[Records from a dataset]
** START **

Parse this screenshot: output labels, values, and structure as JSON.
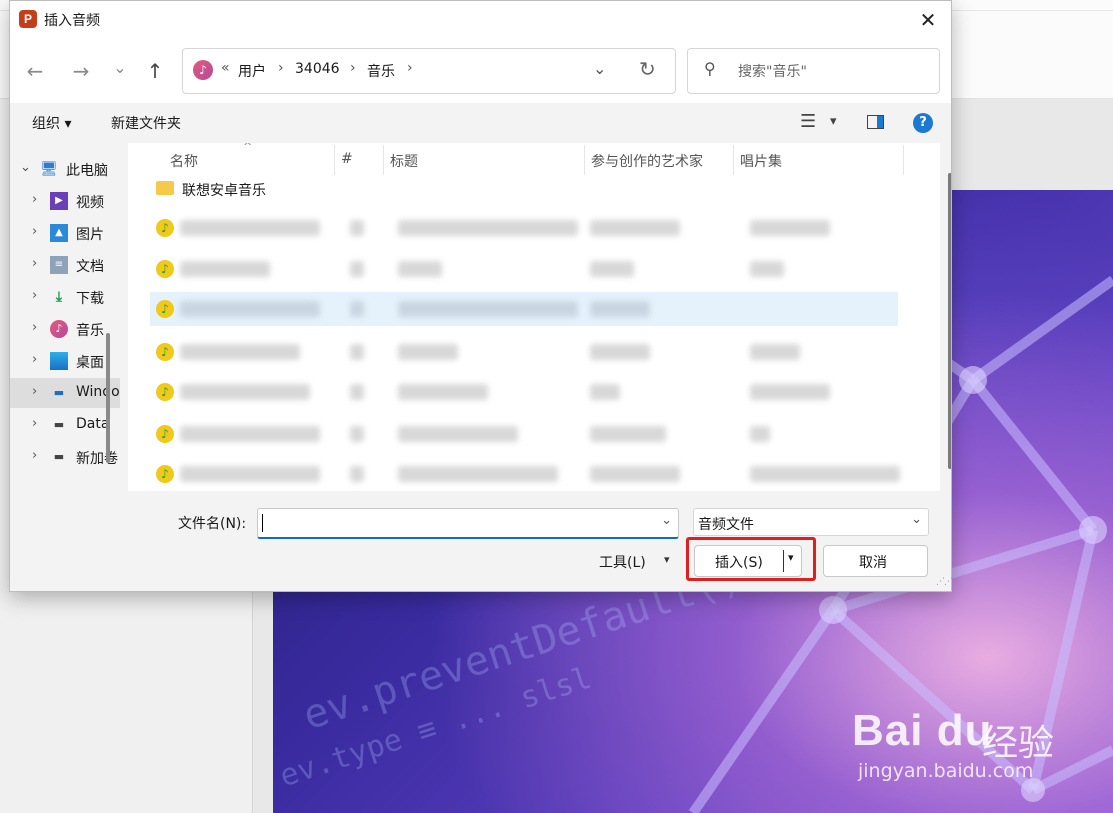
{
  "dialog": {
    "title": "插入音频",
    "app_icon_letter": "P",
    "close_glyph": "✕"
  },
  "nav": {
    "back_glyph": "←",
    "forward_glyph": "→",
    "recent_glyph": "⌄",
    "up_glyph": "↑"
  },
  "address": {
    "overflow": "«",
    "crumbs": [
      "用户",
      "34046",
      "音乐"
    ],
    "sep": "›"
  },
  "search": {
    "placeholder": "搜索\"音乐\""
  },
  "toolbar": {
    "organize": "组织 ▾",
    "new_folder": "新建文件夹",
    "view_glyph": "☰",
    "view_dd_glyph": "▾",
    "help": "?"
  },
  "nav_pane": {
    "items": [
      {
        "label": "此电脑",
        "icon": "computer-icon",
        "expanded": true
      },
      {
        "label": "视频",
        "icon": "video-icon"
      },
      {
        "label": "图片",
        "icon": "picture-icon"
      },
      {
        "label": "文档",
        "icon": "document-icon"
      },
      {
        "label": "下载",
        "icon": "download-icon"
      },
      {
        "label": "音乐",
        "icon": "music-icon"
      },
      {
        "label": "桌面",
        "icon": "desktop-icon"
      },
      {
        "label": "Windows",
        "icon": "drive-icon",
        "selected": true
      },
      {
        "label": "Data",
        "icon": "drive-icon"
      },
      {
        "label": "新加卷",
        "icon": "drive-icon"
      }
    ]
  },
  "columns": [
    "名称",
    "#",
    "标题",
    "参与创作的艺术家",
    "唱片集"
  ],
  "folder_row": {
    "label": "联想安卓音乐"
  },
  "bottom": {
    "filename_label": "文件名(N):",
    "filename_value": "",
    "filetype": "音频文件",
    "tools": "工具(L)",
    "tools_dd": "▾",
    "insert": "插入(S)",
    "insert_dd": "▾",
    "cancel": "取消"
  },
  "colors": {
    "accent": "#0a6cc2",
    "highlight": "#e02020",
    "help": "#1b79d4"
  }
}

** END **
** START **

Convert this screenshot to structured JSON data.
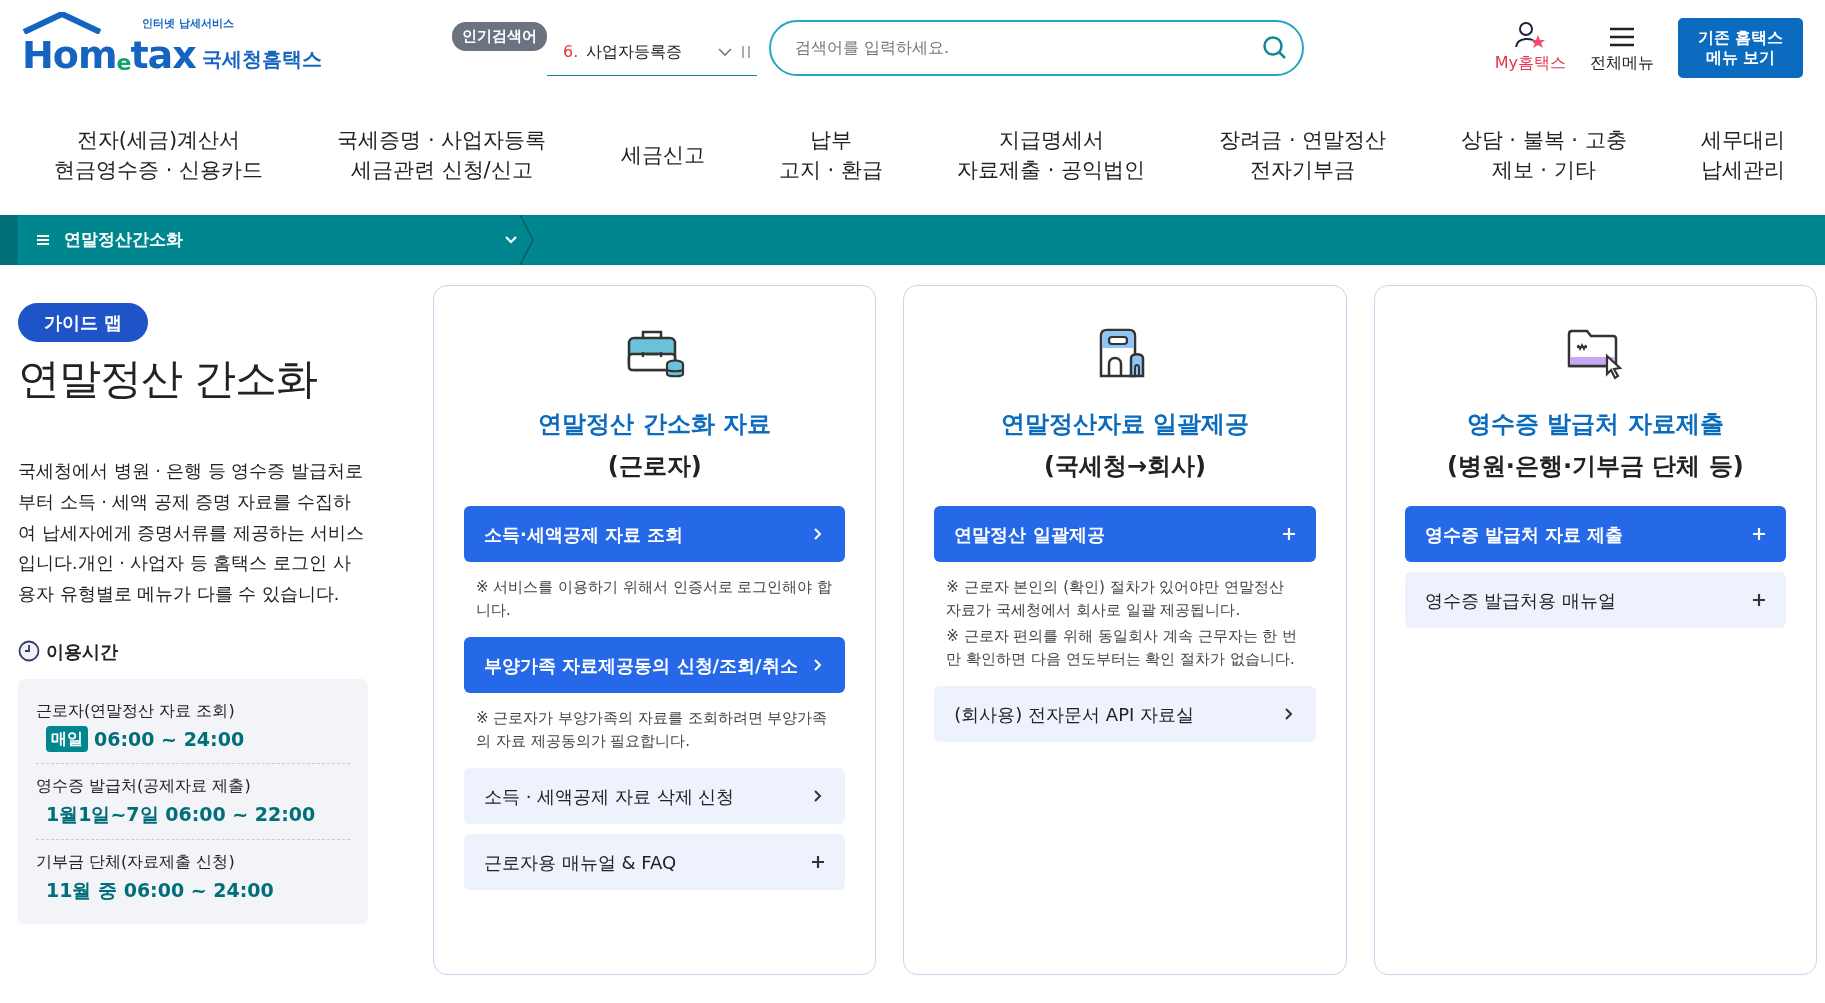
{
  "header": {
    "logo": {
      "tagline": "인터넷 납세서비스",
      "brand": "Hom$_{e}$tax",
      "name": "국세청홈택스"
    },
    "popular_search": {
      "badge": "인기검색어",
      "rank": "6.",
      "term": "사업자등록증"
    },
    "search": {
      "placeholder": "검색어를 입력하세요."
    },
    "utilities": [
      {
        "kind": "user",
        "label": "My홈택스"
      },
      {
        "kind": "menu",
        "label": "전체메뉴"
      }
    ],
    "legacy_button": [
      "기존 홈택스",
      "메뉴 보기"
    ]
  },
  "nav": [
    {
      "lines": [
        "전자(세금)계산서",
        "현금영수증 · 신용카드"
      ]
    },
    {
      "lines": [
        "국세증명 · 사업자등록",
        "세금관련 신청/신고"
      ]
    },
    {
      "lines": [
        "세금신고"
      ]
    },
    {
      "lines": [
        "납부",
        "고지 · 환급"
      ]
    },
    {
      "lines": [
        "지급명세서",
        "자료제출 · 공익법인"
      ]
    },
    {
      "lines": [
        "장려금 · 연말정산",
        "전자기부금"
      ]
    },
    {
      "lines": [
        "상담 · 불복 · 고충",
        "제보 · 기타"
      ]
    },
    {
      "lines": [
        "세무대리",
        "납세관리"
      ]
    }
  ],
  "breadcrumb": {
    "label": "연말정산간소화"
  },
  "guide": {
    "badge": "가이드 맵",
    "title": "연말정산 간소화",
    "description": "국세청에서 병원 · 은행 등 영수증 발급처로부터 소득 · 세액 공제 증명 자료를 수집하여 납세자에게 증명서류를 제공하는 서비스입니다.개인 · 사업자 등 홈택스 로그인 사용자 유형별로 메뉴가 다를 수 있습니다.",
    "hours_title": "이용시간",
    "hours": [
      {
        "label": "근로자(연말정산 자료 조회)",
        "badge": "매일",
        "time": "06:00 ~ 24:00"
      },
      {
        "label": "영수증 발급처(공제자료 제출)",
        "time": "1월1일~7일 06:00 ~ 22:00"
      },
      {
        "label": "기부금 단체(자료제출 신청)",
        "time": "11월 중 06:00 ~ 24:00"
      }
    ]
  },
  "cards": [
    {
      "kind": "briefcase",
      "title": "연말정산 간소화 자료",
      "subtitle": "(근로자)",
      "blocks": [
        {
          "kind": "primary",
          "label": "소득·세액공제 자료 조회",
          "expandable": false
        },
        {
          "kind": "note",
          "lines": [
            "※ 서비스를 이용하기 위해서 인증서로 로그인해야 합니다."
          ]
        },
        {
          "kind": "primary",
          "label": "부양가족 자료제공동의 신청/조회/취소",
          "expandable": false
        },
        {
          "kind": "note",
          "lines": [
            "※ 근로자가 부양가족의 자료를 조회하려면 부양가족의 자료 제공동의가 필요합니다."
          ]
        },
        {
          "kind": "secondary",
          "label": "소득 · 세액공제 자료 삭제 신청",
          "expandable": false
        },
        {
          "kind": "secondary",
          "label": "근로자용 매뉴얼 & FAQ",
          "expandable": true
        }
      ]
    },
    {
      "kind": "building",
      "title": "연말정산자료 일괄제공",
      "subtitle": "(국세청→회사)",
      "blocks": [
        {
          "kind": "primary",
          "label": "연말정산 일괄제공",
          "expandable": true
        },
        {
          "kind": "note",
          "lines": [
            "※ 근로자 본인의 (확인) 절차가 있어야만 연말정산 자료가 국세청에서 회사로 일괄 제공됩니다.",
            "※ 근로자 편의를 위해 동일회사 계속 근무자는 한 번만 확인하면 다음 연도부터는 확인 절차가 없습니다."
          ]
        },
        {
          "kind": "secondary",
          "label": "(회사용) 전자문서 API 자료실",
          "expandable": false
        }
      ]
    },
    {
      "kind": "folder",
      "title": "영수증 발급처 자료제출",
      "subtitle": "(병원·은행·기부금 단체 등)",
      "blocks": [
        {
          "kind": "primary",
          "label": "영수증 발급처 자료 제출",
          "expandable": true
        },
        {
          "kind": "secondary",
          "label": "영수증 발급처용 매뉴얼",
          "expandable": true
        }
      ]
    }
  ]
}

** END **
** START **

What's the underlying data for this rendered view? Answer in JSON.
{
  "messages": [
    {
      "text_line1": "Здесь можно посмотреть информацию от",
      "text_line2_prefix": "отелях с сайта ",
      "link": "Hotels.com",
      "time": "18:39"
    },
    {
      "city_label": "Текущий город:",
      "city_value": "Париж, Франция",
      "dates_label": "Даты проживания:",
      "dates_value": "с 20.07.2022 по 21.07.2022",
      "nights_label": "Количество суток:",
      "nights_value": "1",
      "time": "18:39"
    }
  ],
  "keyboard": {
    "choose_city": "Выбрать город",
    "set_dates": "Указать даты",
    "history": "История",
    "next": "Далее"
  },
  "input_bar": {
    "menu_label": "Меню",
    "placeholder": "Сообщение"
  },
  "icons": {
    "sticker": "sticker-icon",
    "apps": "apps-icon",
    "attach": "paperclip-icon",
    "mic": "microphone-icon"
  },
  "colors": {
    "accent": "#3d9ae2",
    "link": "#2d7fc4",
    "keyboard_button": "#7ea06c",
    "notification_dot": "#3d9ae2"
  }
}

** END **

▶ [Stated problem]: State the count of lines above containing the string "screenshot", and add nothing to it.

▶ [Response]: 2